## Short problem
Retype all material exactly. Pictures stay out of the copy.
○ ○ ○ ○
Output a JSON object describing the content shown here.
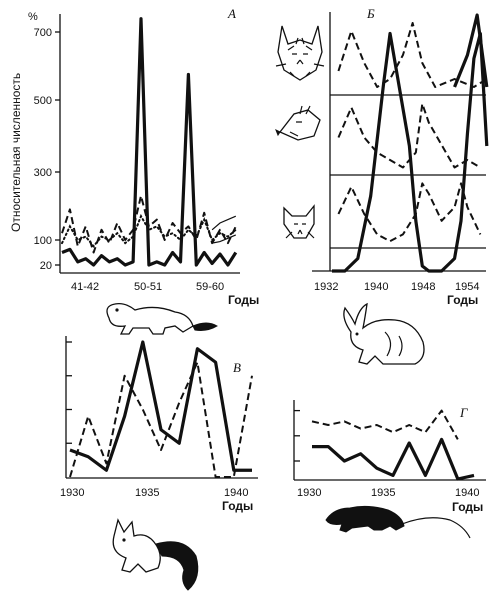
{
  "figure": {
    "ylabel": "Относительная численность",
    "percent_sign": "%"
  },
  "chart_data": [
    {
      "id": "A",
      "type": "line",
      "panel_label": "А",
      "xlabel": "Годы",
      "x_ticks": [
        "41-42",
        "50-51",
        "59-60"
      ],
      "y_ticks": [
        20,
        100,
        300,
        500,
        700
      ],
      "series": [
        {
          "style": "solid",
          "x": [
            0,
            1,
            2,
            3,
            4,
            5,
            6,
            7,
            8,
            9,
            10,
            11,
            12,
            13,
            14,
            15,
            16,
            17,
            18,
            19,
            20,
            21,
            22
          ],
          "values": [
            60,
            70,
            30,
            40,
            20,
            50,
            30,
            40,
            20,
            30,
            740,
            20,
            30,
            20,
            60,
            30,
            575,
            20,
            60,
            25,
            55,
            20,
            60
          ]
        },
        {
          "style": "dashed",
          "x": [
            0,
            1,
            2,
            3,
            4,
            5,
            6,
            7,
            8,
            9,
            10,
            11,
            12,
            13,
            14,
            15,
            16,
            17,
            18,
            19,
            20,
            21,
            22
          ],
          "values": [
            120,
            190,
            80,
            140,
            60,
            130,
            90,
            150,
            100,
            130,
            230,
            140,
            160,
            100,
            150,
            120,
            140,
            100,
            180,
            90,
            130,
            90,
            140
          ]
        },
        {
          "style": "dotted",
          "x": [
            0,
            1,
            2,
            3,
            4,
            5,
            6,
            7,
            8,
            9,
            10,
            11,
            12,
            13,
            14,
            15,
            16,
            17,
            18,
            19,
            20,
            21,
            22
          ],
          "values": [
            90,
            140,
            100,
            110,
            80,
            110,
            100,
            120,
            90,
            110,
            170,
            130,
            140,
            110,
            120,
            100,
            130,
            110,
            160,
            100,
            120,
            110,
            130
          ]
        },
        {
          "style": "thin",
          "x": [
            19,
            20,
            21,
            22
          ],
          "values": [
            130,
            150,
            160,
            170
          ]
        },
        {
          "style": "thin",
          "x": [
            19,
            20,
            21,
            22
          ],
          "values": [
            90,
            95,
            105,
            115
          ]
        }
      ]
    },
    {
      "id": "B",
      "type": "line",
      "panel_label": "Б",
      "xlabel": "Годы",
      "x_ticks": [
        1932,
        1940,
        1948,
        1954
      ],
      "series": [
        {
          "style": "solid",
          "note": "top row",
          "x": [
            1950,
            1952,
            1953.5,
            1955
          ],
          "values": [
            0.1,
            0.5,
            1.0,
            0.1
          ]
        },
        {
          "style": "dashed",
          "note": "top row",
          "x": [
            1932,
            1934,
            1936,
            1938,
            1940,
            1942,
            1943.5,
            1945,
            1947,
            1950,
            1953,
            1955
          ],
          "values": [
            0.3,
            0.8,
            0.4,
            0.1,
            0.2,
            0.5,
            0.9,
            0.4,
            0.1,
            0.2,
            0.1,
            0.2
          ]
        },
        {
          "style": "solid",
          "note": "bottom span",
          "x": [
            1931,
            1933,
            1935,
            1937,
            1939,
            1940,
            1941,
            1943,
            1944,
            1945,
            1946,
            1948,
            1950,
            1951,
            1952,
            1953,
            1954,
            1955
          ],
          "values": [
            0,
            0,
            0.05,
            0.3,
            0.75,
            0.95,
            0.8,
            0.5,
            0.2,
            0.02,
            0,
            0,
            0.05,
            0.2,
            0.55,
            0.85,
            0.95,
            0.5
          ]
        },
        {
          "style": "dashed",
          "note": "middle row",
          "x": [
            1932,
            1934,
            1936,
            1938,
            1940,
            1942,
            1944,
            1945,
            1946,
            1948,
            1950,
            1952,
            1954
          ],
          "values": [
            0.5,
            0.9,
            0.5,
            0.3,
            0.2,
            0.1,
            0.3,
            0.95,
            0.7,
            0.4,
            0.1,
            0.2,
            0.1
          ]
        },
        {
          "style": "dashed",
          "note": "bottom row",
          "x": [
            1932,
            1934,
            1936,
            1938,
            1940,
            1942,
            1944,
            1945,
            1946,
            1948,
            1950,
            1951,
            1952,
            1954
          ],
          "values": [
            0.5,
            0.9,
            0.5,
            0.2,
            0.1,
            0.2,
            0.5,
            0.95,
            0.8,
            0.4,
            0.6,
            0.95,
            0.6,
            0.2
          ]
        }
      ]
    },
    {
      "id": "V",
      "type": "line",
      "panel_label": "В",
      "xlabel": "Годы",
      "x_ticks": [
        1930,
        1935,
        1940
      ],
      "series": [
        {
          "style": "solid",
          "x": [
            1930,
            1931,
            1932,
            1933,
            1934,
            1935,
            1936,
            1937,
            1938,
            1939,
            1940
          ],
          "values": [
            0.2,
            0.15,
            0.05,
            0.45,
            1.0,
            0.35,
            0.25,
            0.95,
            0.85,
            0.05,
            0.05
          ]
        },
        {
          "style": "dashed",
          "x": [
            1930,
            1931,
            1932,
            1933,
            1934,
            1935,
            1936,
            1937,
            1938,
            1939,
            1940
          ],
          "values": [
            0.0,
            0.45,
            0.1,
            0.75,
            0.5,
            0.2,
            0.55,
            0.85,
            0.0,
            0.0,
            0.75
          ]
        }
      ]
    },
    {
      "id": "G",
      "type": "line",
      "panel_label": "Г",
      "xlabel": "Годы",
      "x_ticks": [
        1930,
        1935,
        1940
      ],
      "series": [
        {
          "style": "solid",
          "x": [
            1930,
            1931,
            1932,
            1933,
            1934,
            1935,
            1936,
            1937,
            1938,
            1939,
            1940
          ],
          "values": [
            0.45,
            0.45,
            0.25,
            0.35,
            0.15,
            0.05,
            0.5,
            0.05,
            0.55,
            0.0,
            0.05
          ]
        },
        {
          "style": "dashed",
          "x": [
            1930,
            1931,
            1932,
            1933,
            1934,
            1935,
            1936,
            1937,
            1938,
            1939
          ],
          "values": [
            0.8,
            0.75,
            0.8,
            0.7,
            0.75,
            0.65,
            0.75,
            0.65,
            0.95,
            0.55
          ]
        }
      ]
    }
  ]
}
○ ○ ○ ○
## Final result
Output a JSON object describing the content shown here.
{
  "figure": {
    "ylabel": "Относительная численность",
    "percent_sign": "%"
  },
  "chart_data": [
    {
      "id": "A",
      "type": "line",
      "panel_label": "А",
      "xlabel": "Годы",
      "x_ticks": [
        "41-42",
        "50-51",
        "59-60"
      ],
      "y_ticks": [
        20,
        100,
        300,
        500,
        700
      ],
      "series": [
        {
          "style": "solid",
          "x": [
            0,
            1,
            2,
            3,
            4,
            5,
            6,
            7,
            8,
            9,
            10,
            11,
            12,
            13,
            14,
            15,
            16,
            17,
            18,
            19,
            20,
            21,
            22
          ],
          "values": [
            60,
            70,
            30,
            40,
            20,
            50,
            30,
            40,
            20,
            30,
            740,
            20,
            30,
            20,
            60,
            30,
            575,
            20,
            60,
            25,
            55,
            20,
            60
          ]
        },
        {
          "style": "dashed",
          "x": [
            0,
            1,
            2,
            3,
            4,
            5,
            6,
            7,
            8,
            9,
            10,
            11,
            12,
            13,
            14,
            15,
            16,
            17,
            18,
            19,
            20,
            21,
            22
          ],
          "values": [
            120,
            190,
            80,
            140,
            60,
            130,
            90,
            150,
            100,
            130,
            230,
            140,
            160,
            100,
            150,
            120,
            140,
            100,
            180,
            90,
            130,
            90,
            140
          ]
        },
        {
          "style": "dotted",
          "x": [
            0,
            1,
            2,
            3,
            4,
            5,
            6,
            7,
            8,
            9,
            10,
            11,
            12,
            13,
            14,
            15,
            16,
            17,
            18,
            19,
            20,
            21,
            22
          ],
          "values": [
            90,
            140,
            100,
            110,
            80,
            110,
            100,
            120,
            90,
            110,
            170,
            130,
            140,
            110,
            120,
            100,
            130,
            110,
            160,
            100,
            120,
            110,
            130
          ]
        },
        {
          "style": "thin",
          "x": [
            19,
            20,
            21,
            22
          ],
          "values": [
            130,
            150,
            160,
            170
          ]
        },
        {
          "style": "thin",
          "x": [
            19,
            20,
            21,
            22
          ],
          "values": [
            90,
            95,
            105,
            115
          ]
        }
      ]
    },
    {
      "id": "B",
      "type": "line",
      "panel_label": "Б",
      "xlabel": "Годы",
      "x_ticks": [
        1932,
        1940,
        1948,
        1954
      ],
      "series": [
        {
          "style": "solid",
          "note": "top row",
          "x": [
            1950,
            1952,
            1953.5,
            1955
          ],
          "values": [
            0.1,
            0.5,
            1.0,
            0.1
          ]
        },
        {
          "style": "dashed",
          "note": "top row",
          "x": [
            1932,
            1934,
            1936,
            1938,
            1940,
            1942,
            1943.5,
            1945,
            1947,
            1950,
            1953,
            1955
          ],
          "values": [
            0.3,
            0.8,
            0.4,
            0.1,
            0.2,
            0.5,
            0.9,
            0.4,
            0.1,
            0.2,
            0.1,
            0.2
          ]
        },
        {
          "style": "solid",
          "note": "bottom span",
          "x": [
            1931,
            1933,
            1935,
            1937,
            1939,
            1940,
            1941,
            1943,
            1944,
            1945,
            1946,
            1948,
            1950,
            1951,
            1952,
            1953,
            1954,
            1955
          ],
          "values": [
            0,
            0,
            0.05,
            0.3,
            0.75,
            0.95,
            0.8,
            0.5,
            0.2,
            0.02,
            0,
            0,
            0.05,
            0.2,
            0.55,
            0.85,
            0.95,
            0.5
          ]
        },
        {
          "style": "dashed",
          "note": "middle row",
          "x": [
            1932,
            1934,
            1936,
            1938,
            1940,
            1942,
            1944,
            1945,
            1946,
            1948,
            1950,
            1952,
            1954
          ],
          "values": [
            0.5,
            0.9,
            0.5,
            0.3,
            0.2,
            0.1,
            0.3,
            0.95,
            0.7,
            0.4,
            0.1,
            0.2,
            0.1
          ]
        },
        {
          "style": "dashed",
          "note": "bottom row",
          "x": [
            1932,
            1934,
            1936,
            1938,
            1940,
            1942,
            1944,
            1945,
            1946,
            1948,
            1950,
            1951,
            1952,
            1954
          ],
          "values": [
            0.5,
            0.9,
            0.5,
            0.2,
            0.1,
            0.2,
            0.5,
            0.95,
            0.8,
            0.4,
            0.6,
            0.95,
            0.6,
            0.2
          ]
        }
      ]
    },
    {
      "id": "V",
      "type": "line",
      "panel_label": "В",
      "xlabel": "Годы",
      "x_ticks": [
        1930,
        1935,
        1940
      ],
      "series": [
        {
          "style": "solid",
          "x": [
            1930,
            1931,
            1932,
            1933,
            1934,
            1935,
            1936,
            1937,
            1938,
            1939,
            1940
          ],
          "values": [
            0.2,
            0.15,
            0.05,
            0.45,
            1.0,
            0.35,
            0.25,
            0.95,
            0.85,
            0.05,
            0.05
          ]
        },
        {
          "style": "dashed",
          "x": [
            1930,
            1931,
            1932,
            1933,
            1934,
            1935,
            1936,
            1937,
            1938,
            1939,
            1940
          ],
          "values": [
            0.0,
            0.45,
            0.1,
            0.75,
            0.5,
            0.2,
            0.55,
            0.85,
            0.0,
            0.0,
            0.75
          ]
        }
      ]
    },
    {
      "id": "G",
      "type": "line",
      "panel_label": "Г",
      "xlabel": "Годы",
      "x_ticks": [
        1930,
        1935,
        1940
      ],
      "series": [
        {
          "style": "solid",
          "x": [
            1930,
            1931,
            1932,
            1933,
            1934,
            1935,
            1936,
            1937,
            1938,
            1939,
            1940
          ],
          "values": [
            0.45,
            0.45,
            0.25,
            0.35,
            0.15,
            0.05,
            0.5,
            0.05,
            0.55,
            0.0,
            0.05
          ]
        },
        {
          "style": "dashed",
          "x": [
            1930,
            1931,
            1932,
            1933,
            1934,
            1935,
            1936,
            1937,
            1938,
            1939
          ],
          "values": [
            0.8,
            0.75,
            0.8,
            0.7,
            0.75,
            0.65,
            0.75,
            0.65,
            0.95,
            0.55
          ]
        }
      ]
    }
  ]
}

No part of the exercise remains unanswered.